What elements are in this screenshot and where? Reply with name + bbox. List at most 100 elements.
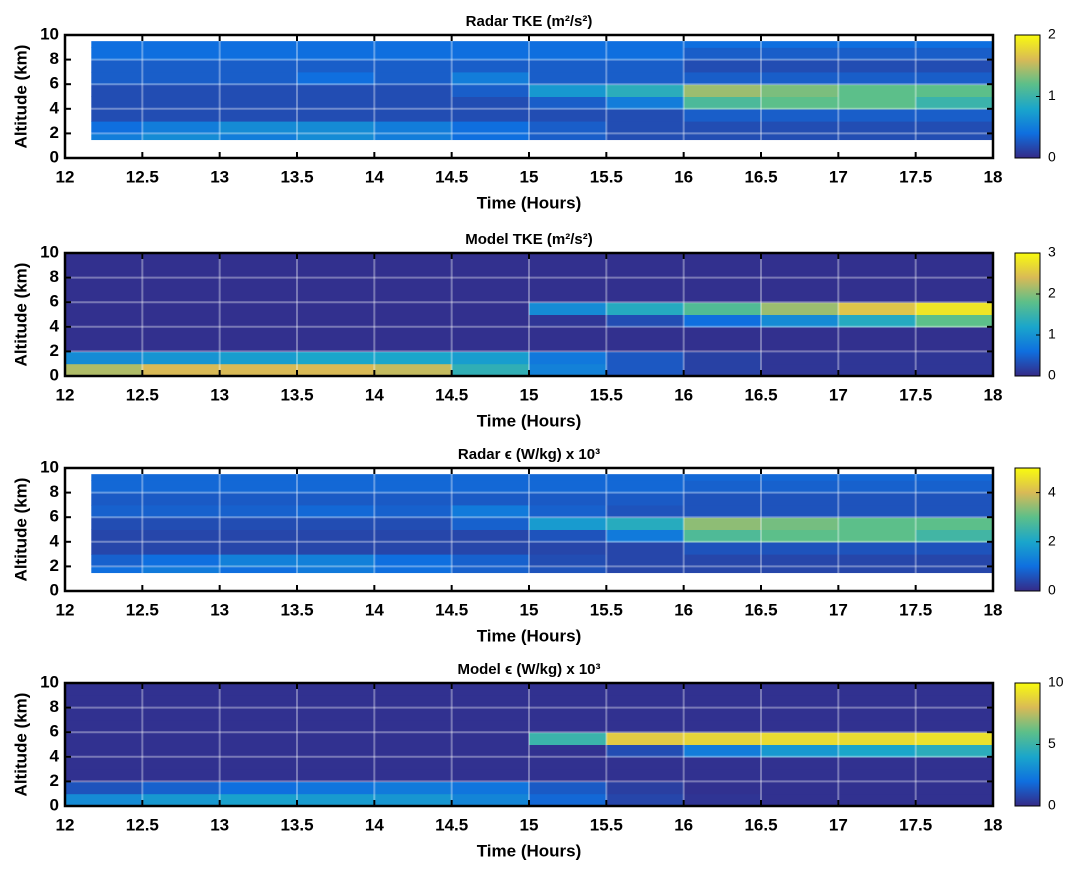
heat-cell (65, 326, 143, 340)
heat-cell (606, 683, 685, 696)
heat-cell (838, 554, 917, 567)
heat-cell (65, 769, 143, 782)
heat-cell (915, 793, 994, 807)
heat-cell (142, 41, 221, 48)
heat-cell (683, 504, 762, 518)
heat-cell (838, 41, 917, 48)
heat-cell (91, 504, 143, 518)
heat-cell (374, 492, 453, 506)
heat-cell (683, 108, 762, 122)
heat-cell (683, 541, 762, 555)
heat-cell (65, 351, 143, 365)
heat-cell (529, 47, 607, 61)
heat-cell (838, 339, 917, 352)
heat-cell (761, 265, 839, 279)
axes-box (63, 33, 995, 160)
x-tick-label: 16.5 (744, 385, 777, 404)
heat-cell (915, 351, 994, 365)
x-tick-label: 18 (984, 167, 1003, 186)
heat-cell (529, 719, 607, 733)
heat-cell (915, 302, 994, 315)
heat-cell (65, 719, 143, 733)
y-axis-label: Altitude (km) (11, 45, 30, 149)
heat-cell (529, 695, 607, 709)
heat-cell (529, 289, 607, 303)
heat-cell (915, 84, 994, 97)
heat-cell (606, 314, 685, 328)
heat-cell (297, 756, 375, 770)
x-tick-label: 17.5 (899, 385, 932, 404)
heat-cell (219, 108, 298, 122)
heat-cell (142, 363, 221, 377)
heat-cell (606, 504, 685, 518)
heat-cell (451, 554, 530, 567)
heat-cell (915, 492, 994, 506)
heat-cell (374, 793, 453, 807)
heat-cell (915, 71, 994, 85)
heat-cell (761, 351, 839, 365)
heat-cell (374, 41, 453, 48)
heat-cell (838, 480, 917, 494)
heat-cell (219, 769, 298, 782)
heat-cell (142, 541, 221, 555)
heat-cell (915, 314, 994, 328)
heat-cell (915, 566, 994, 574)
heat-cell (529, 554, 607, 567)
heat-cell (761, 504, 839, 518)
heat-cell (838, 108, 917, 122)
x-tick-label: 13.5 (280, 815, 313, 834)
y-tick-label: 8 (50, 482, 59, 501)
heat-cell (915, 781, 994, 795)
heat-cell (683, 289, 762, 303)
heat-cell (915, 695, 994, 709)
heat-cell (297, 541, 375, 555)
y-tick-label: 6 (50, 507, 59, 526)
heat-cell (374, 541, 453, 555)
heat-cell (91, 492, 143, 506)
heat-cell (761, 71, 839, 85)
heat-cell (65, 695, 143, 709)
heat-cell (451, 566, 530, 574)
heat-cell (65, 277, 143, 291)
heat-cell (297, 529, 375, 543)
heat-cell (838, 529, 917, 543)
heat-cell (606, 529, 685, 543)
x-tick-label: 16.5 (744, 600, 777, 619)
heat-cell (297, 253, 375, 266)
heat-cell (529, 41, 607, 48)
heat-cell (91, 41, 143, 48)
heat-cell (374, 480, 453, 494)
heat-cell (761, 707, 839, 721)
colorbar-tick-label: 2 (1048, 533, 1056, 549)
heat-cell (374, 339, 453, 352)
heat-cell (65, 744, 143, 758)
heat-cell (219, 744, 298, 758)
heat-cell (683, 302, 762, 315)
heat-cell (91, 474, 143, 481)
heat-cell (915, 732, 994, 745)
heat-cell (915, 529, 994, 543)
heat-cell (451, 732, 530, 745)
heat-cell (142, 351, 221, 365)
heat-cell (374, 683, 453, 696)
heat-cell (451, 492, 530, 506)
x-tick-label: 14.5 (435, 167, 468, 186)
x-axis-label: Time (Hours) (477, 193, 582, 212)
heat-cell (297, 707, 375, 721)
heat-cell (142, 474, 221, 481)
heat-cell (529, 133, 607, 141)
heat-cell (142, 289, 221, 303)
colorbar (1014, 682, 1041, 807)
x-tick-label: 13 (210, 600, 229, 619)
heat-cell (297, 554, 375, 567)
heat-cell (91, 554, 143, 567)
heat-cell (91, 133, 143, 141)
y-tick-label: 6 (50, 292, 59, 311)
heat-cell (374, 781, 453, 795)
heat-cell (683, 719, 762, 733)
heat-cell (915, 326, 994, 340)
heat-cell (529, 474, 607, 481)
heat-cell (915, 756, 994, 770)
heat-cell (761, 744, 839, 758)
heat-cell (142, 504, 221, 518)
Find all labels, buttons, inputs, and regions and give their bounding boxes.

Task goal:
Rename "heat-cell" to "heatmap-cell" in the lines beginning at the one that has "heat-cell (65, 326, 143, 340)" and stopping after the one that has "heat-cell (65, 719, 143, 733)". Give back only those lines, with nothing else changed.

Solution to this problem:
heatmap-cell (65, 326, 143, 340)
heatmap-cell (606, 683, 685, 696)
heatmap-cell (838, 554, 917, 567)
heatmap-cell (65, 769, 143, 782)
heatmap-cell (915, 793, 994, 807)
heatmap-cell (142, 41, 221, 48)
heatmap-cell (683, 504, 762, 518)
heatmap-cell (838, 41, 917, 48)
heatmap-cell (91, 504, 143, 518)
heatmap-cell (374, 492, 453, 506)
heatmap-cell (683, 108, 762, 122)
heatmap-cell (683, 541, 762, 555)
heatmap-cell (65, 351, 143, 365)
heatmap-cell (529, 47, 607, 61)
heatmap-cell (838, 339, 917, 352)
heatmap-cell (761, 265, 839, 279)
axes-box (63, 33, 995, 160)
x-tick-label: 16.5 (744, 385, 777, 404)
heatmap-cell (915, 351, 994, 365)
x-tick-label: 18 (984, 167, 1003, 186)
heatmap-cell (529, 719, 607, 733)
heatmap-cell (915, 302, 994, 315)
heatmap-cell (65, 719, 143, 733)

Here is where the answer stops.